[Listing]

-------------------------

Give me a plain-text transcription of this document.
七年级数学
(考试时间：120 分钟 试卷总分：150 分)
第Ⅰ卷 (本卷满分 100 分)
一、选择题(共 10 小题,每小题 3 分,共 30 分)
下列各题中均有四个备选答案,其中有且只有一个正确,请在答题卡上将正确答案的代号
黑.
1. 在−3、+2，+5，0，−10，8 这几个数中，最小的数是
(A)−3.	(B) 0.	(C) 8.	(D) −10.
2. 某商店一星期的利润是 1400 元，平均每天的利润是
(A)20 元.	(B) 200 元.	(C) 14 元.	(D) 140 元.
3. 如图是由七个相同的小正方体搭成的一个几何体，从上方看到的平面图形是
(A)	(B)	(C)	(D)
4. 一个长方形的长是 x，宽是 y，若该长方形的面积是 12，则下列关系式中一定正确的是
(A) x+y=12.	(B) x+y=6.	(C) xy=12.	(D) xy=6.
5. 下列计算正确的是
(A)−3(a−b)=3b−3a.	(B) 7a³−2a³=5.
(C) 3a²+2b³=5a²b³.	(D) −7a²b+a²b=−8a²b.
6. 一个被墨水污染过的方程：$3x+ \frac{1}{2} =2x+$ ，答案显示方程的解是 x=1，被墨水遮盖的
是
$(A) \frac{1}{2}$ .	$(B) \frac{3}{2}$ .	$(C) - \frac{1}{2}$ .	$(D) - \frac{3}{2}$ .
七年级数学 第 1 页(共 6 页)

-------------------------

[Request]
Print out all the entries precisely as written.

[The answer]
Give me a plain-text transcription of this document.
七年级数学
(考试时间：120 分钟 试卷总分：150 分)
第Ⅰ卷 (本卷满分 100 分)
一、选择题(共 10 小题,每小题 3 分,共 30 分)
下列各题中均有四个备选答案,其中有且只有一个正确,请在答题卡上将正确答案的代号
黑.
1. 在−3、+2，+5，0，−10，8 这几个数中，最小的数是
(A)−3.	(B) 0.	(C) 8.	(D) −10.
2. 某商店一星期的利润是 1400 元，平均每天的利润是
(A)20 元.	(B) 200 元.	(C) 14 元.	(D) 140 元.
3. 如图是由七个相同的小正方体搭成的一个几何体，从上方看到的平面图形是
(A)	(B)	(C)	(D)
4. 一个长方形的长是 x，宽是 y，若该长方形的面积是 12，则下列关系式中一定正确的是
(A) x+y=12.	(B) x+y=6.	(C) xy=12.	(D) xy=6.
5. 下列计算正确的是
(A)−3(a−b)=3b−3a.	(B) 7a³−2a³=5.
(C) 3a²+2b³=5a²b³.	(D) −7a²b+a²b=−8a²b.
6. 一个被墨水污染过的方程：$3x+ \frac{1}{2} =2x+$ ，答案显示方程的解是 x=1，被墨水遮盖的
是
$(A) \frac{1}{2}$ .	$(B) \frac{3}{2}$ .	$(C) - \frac{1}{2}$ .	$(D) - \frac{3}{2}$ .
七年级数学 第 1 页(共 6 页)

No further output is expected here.